## Directive
Write the records below out again exactly as given, with no images.

--- BEGIN Material for this exercise ---

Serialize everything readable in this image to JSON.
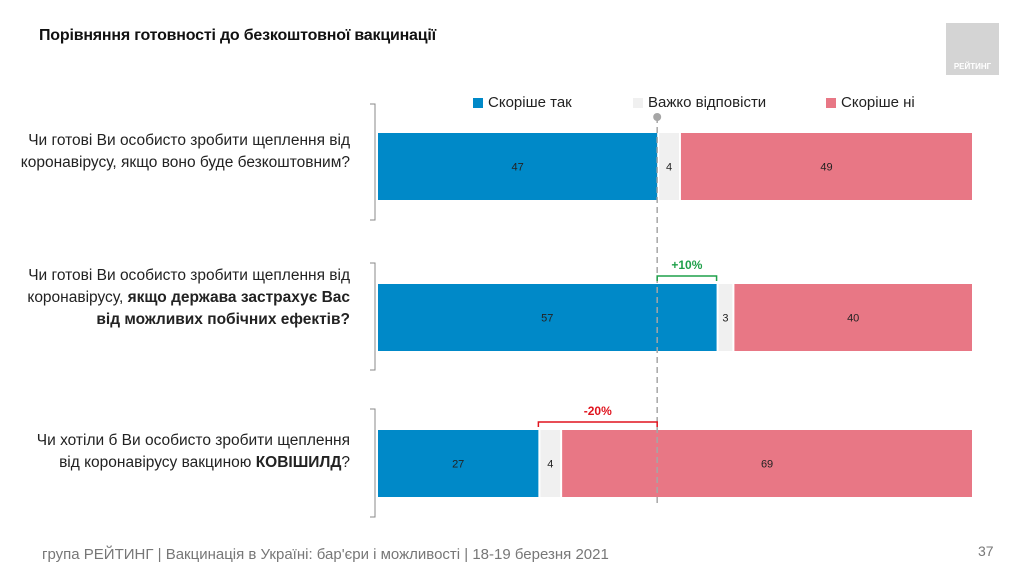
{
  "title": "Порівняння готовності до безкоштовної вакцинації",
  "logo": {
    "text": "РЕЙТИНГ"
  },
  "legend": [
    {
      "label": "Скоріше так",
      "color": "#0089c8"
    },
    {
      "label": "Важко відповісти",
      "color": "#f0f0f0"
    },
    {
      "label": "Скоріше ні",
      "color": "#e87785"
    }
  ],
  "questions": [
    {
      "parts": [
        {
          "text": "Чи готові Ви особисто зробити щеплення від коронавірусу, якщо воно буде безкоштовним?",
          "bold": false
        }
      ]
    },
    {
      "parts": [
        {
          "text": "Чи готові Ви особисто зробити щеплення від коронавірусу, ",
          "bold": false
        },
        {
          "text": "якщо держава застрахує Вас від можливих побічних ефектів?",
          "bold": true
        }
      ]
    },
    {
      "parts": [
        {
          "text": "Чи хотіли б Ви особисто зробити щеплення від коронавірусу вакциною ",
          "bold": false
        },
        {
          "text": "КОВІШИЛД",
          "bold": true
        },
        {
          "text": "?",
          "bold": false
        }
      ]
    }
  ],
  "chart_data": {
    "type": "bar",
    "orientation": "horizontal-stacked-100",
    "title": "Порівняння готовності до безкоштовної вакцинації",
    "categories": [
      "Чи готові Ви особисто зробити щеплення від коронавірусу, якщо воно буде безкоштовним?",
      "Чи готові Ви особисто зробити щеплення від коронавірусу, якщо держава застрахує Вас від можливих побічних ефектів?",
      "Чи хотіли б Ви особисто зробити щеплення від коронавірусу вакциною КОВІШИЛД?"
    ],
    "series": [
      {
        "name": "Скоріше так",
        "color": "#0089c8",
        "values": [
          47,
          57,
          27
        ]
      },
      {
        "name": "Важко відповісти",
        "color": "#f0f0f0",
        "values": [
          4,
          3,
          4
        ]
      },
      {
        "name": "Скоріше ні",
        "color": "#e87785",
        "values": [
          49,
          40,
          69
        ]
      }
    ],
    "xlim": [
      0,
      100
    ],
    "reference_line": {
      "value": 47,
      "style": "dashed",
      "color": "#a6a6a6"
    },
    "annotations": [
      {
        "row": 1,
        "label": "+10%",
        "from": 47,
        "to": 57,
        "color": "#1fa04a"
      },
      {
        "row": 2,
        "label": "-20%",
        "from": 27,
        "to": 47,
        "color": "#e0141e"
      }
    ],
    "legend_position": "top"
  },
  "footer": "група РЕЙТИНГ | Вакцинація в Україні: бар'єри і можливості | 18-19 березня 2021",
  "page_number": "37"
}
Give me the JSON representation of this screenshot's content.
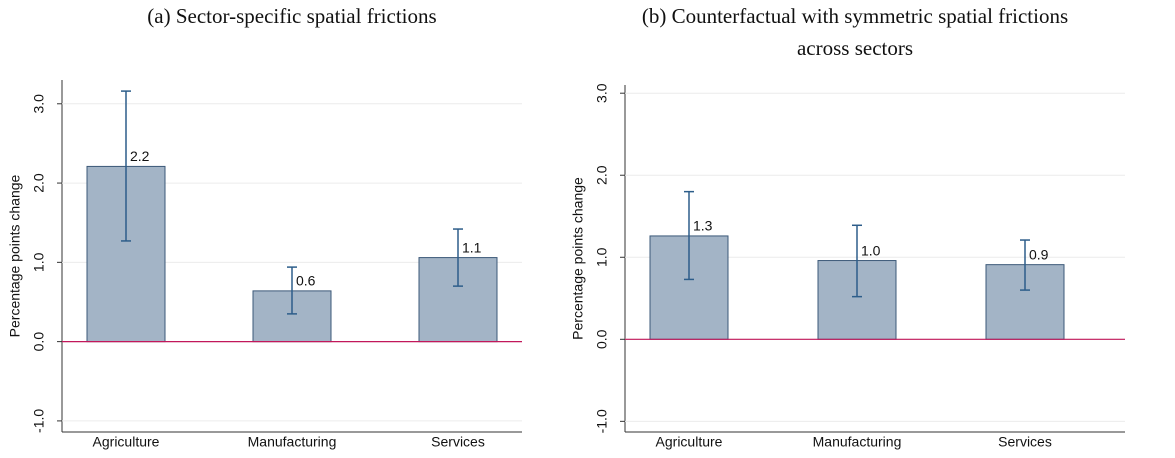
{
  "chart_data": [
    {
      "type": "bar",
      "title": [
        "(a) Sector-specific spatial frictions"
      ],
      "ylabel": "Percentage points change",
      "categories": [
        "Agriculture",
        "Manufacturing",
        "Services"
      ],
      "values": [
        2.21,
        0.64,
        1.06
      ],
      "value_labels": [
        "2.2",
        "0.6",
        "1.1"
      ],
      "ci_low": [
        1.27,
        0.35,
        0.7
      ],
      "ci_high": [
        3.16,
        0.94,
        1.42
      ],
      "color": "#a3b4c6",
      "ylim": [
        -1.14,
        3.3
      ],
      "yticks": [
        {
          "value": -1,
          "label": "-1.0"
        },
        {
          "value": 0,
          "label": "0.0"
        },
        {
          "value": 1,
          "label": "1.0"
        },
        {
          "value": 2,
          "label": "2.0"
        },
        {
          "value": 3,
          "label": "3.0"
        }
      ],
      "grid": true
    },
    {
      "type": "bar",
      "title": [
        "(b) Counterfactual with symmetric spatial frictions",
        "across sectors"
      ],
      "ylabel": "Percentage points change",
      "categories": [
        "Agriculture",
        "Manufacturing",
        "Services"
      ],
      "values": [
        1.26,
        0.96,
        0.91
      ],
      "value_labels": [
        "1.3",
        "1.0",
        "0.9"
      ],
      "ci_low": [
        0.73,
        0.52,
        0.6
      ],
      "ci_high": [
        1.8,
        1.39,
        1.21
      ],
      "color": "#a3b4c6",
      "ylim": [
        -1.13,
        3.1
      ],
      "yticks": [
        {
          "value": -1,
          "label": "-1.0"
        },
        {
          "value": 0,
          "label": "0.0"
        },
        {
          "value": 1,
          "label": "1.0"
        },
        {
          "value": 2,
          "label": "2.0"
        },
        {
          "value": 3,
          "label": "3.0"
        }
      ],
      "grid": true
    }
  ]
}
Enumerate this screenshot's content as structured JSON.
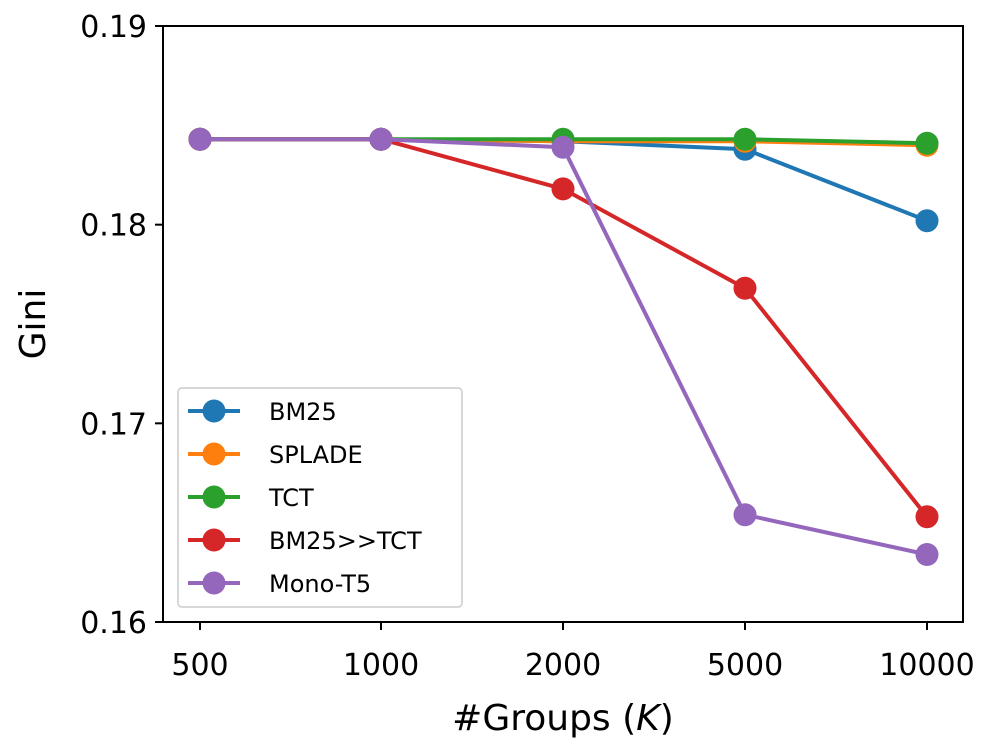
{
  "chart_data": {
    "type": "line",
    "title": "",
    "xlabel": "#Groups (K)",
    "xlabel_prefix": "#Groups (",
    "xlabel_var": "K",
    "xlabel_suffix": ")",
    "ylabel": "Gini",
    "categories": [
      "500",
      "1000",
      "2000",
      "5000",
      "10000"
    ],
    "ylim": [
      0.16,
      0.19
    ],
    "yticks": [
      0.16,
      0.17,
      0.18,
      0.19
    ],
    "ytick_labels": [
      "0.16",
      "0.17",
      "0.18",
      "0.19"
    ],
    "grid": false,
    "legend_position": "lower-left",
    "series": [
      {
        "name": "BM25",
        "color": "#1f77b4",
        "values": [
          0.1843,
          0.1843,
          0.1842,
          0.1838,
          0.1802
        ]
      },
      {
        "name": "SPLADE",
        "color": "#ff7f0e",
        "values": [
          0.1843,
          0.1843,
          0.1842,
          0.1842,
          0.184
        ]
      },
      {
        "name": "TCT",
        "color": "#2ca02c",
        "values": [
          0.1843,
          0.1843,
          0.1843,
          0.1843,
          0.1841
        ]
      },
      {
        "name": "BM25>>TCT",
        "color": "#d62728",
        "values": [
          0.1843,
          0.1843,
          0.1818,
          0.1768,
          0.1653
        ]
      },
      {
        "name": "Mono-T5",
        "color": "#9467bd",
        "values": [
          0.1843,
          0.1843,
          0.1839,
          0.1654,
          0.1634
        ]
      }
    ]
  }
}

--- END Material for this exercise ---

## Written answer
Serialize everything readable in this image to JSON.
{
  "title": "Порівняння готовності до безкоштовної вакцинації",
  "logo": {
    "text": "РЕЙТИНГ"
  },
  "legend": [
    {
      "label": "Скоріше так",
      "color": "#0089c8"
    },
    {
      "label": "Важко відповісти",
      "color": "#f0f0f0"
    },
    {
      "label": "Скоріше ні",
      "color": "#e87785"
    }
  ],
  "questions": [
    {
      "parts": [
        {
          "text": "Чи готові Ви особисто зробити щеплення від коронавірусу, якщо воно буде безкоштовним?",
          "bold": false
        }
      ]
    },
    {
      "parts": [
        {
          "text": "Чи готові Ви особисто зробити щеплення від коронавірусу, ",
          "bold": false
        },
        {
          "text": "якщо держава застрахує Вас від можливих побічних ефектів?",
          "bold": true
        }
      ]
    },
    {
      "parts": [
        {
          "text": "Чи хотіли б Ви особисто зробити щеплення від коронавірусу вакциною ",
          "bold": false
        },
        {
          "text": "КОВІШИЛД",
          "bold": true
        },
        {
          "text": "?",
          "bold": false
        }
      ]
    }
  ],
  "chart_data": {
    "type": "bar",
    "orientation": "horizontal-stacked-100",
    "title": "Порівняння готовності до безкоштовної вакцинації",
    "categories": [
      "Чи готові Ви особисто зробити щеплення від коронавірусу, якщо воно буде безкоштовним?",
      "Чи готові Ви особисто зробити щеплення від коронавірусу, якщо держава застрахує Вас від можливих побічних ефектів?",
      "Чи хотіли б Ви особисто зробити щеплення від коронавірусу вакциною КОВІШИЛД?"
    ],
    "series": [
      {
        "name": "Скоріше так",
        "color": "#0089c8",
        "values": [
          47,
          57,
          27
        ]
      },
      {
        "name": "Важко відповісти",
        "color": "#f0f0f0",
        "values": [
          4,
          3,
          4
        ]
      },
      {
        "name": "Скоріше ні",
        "color": "#e87785",
        "values": [
          49,
          40,
          69
        ]
      }
    ],
    "xlim": [
      0,
      100
    ],
    "reference_line": {
      "value": 47,
      "style": "dashed",
      "color": "#a6a6a6"
    },
    "annotations": [
      {
        "row": 1,
        "label": "+10%",
        "from": 47,
        "to": 57,
        "color": "#1fa04a"
      },
      {
        "row": 2,
        "label": "-20%",
        "from": 27,
        "to": 47,
        "color": "#e0141e"
      }
    ],
    "legend_position": "top"
  },
  "footer": "група РЕЙТИНГ | Вакцинація в Україні: бар'єри і можливості | 18-19 березня 2021",
  "page_number": "37"
}
Give me the JSON representation of this screenshot's content.
{
  "chart_data": [
    {
      "type": "bar",
      "title": [
        "(a) Sector-specific spatial frictions"
      ],
      "ylabel": "Percentage points change",
      "categories": [
        "Agriculture",
        "Manufacturing",
        "Services"
      ],
      "values": [
        2.21,
        0.64,
        1.06
      ],
      "value_labels": [
        "2.2",
        "0.6",
        "1.1"
      ],
      "ci_low": [
        1.27,
        0.35,
        0.7
      ],
      "ci_high": [
        3.16,
        0.94,
        1.42
      ],
      "color": "#a3b4c6",
      "ylim": [
        -1.14,
        3.3
      ],
      "yticks": [
        {
          "value": -1,
          "label": "-1.0"
        },
        {
          "value": 0,
          "label": "0.0"
        },
        {
          "value": 1,
          "label": "1.0"
        },
        {
          "value": 2,
          "label": "2.0"
        },
        {
          "value": 3,
          "label": "3.0"
        }
      ],
      "grid": true
    },
    {
      "type": "bar",
      "title": [
        "(b) Counterfactual with symmetric spatial frictions",
        "across sectors"
      ],
      "ylabel": "Percentage points change",
      "categories": [
        "Agriculture",
        "Manufacturing",
        "Services"
      ],
      "values": [
        1.26,
        0.96,
        0.91
      ],
      "value_labels": [
        "1.3",
        "1.0",
        "0.9"
      ],
      "ci_low": [
        0.73,
        0.52,
        0.6
      ],
      "ci_high": [
        1.8,
        1.39,
        1.21
      ],
      "color": "#a3b4c6",
      "ylim": [
        -1.13,
        3.1
      ],
      "yticks": [
        {
          "value": -1,
          "label": "-1.0"
        },
        {
          "value": 0,
          "label": "0.0"
        },
        {
          "value": 1,
          "label": "1.0"
        },
        {
          "value": 2,
          "label": "2.0"
        },
        {
          "value": 3,
          "label": "3.0"
        }
      ],
      "grid": true
    }
  ]
}
Enumerate this screenshot's content as structured JSON.
{
  "chart_data": {
    "type": "line",
    "title": "",
    "xlabel": "#Groups (K)",
    "xlabel_prefix": "#Groups (",
    "xlabel_var": "K",
    "xlabel_suffix": ")",
    "ylabel": "Gini",
    "categories": [
      "500",
      "1000",
      "2000",
      "5000",
      "10000"
    ],
    "ylim": [
      0.16,
      0.19
    ],
    "yticks": [
      0.16,
      0.17,
      0.18,
      0.19
    ],
    "ytick_labels": [
      "0.16",
      "0.17",
      "0.18",
      "0.19"
    ],
    "grid": false,
    "legend_position": "lower-left",
    "series": [
      {
        "name": "BM25",
        "color": "#1f77b4",
        "values": [
          0.1843,
          0.1843,
          0.1842,
          0.1838,
          0.1802
        ]
      },
      {
        "name": "SPLADE",
        "color": "#ff7f0e",
        "values": [
          0.1843,
          0.1843,
          0.1842,
          0.1842,
          0.184
        ]
      },
      {
        "name": "TCT",
        "color": "#2ca02c",
        "values": [
          0.1843,
          0.1843,
          0.1843,
          0.1843,
          0.1841
        ]
      },
      {
        "name": "BM25>>TCT",
        "color": "#d62728",
        "values": [
          0.1843,
          0.1843,
          0.1818,
          0.1768,
          0.1653
        ]
      },
      {
        "name": "Mono-T5",
        "color": "#9467bd",
        "values": [
          0.1843,
          0.1843,
          0.1839,
          0.1654,
          0.1634
        ]
      }
    ]
  }
}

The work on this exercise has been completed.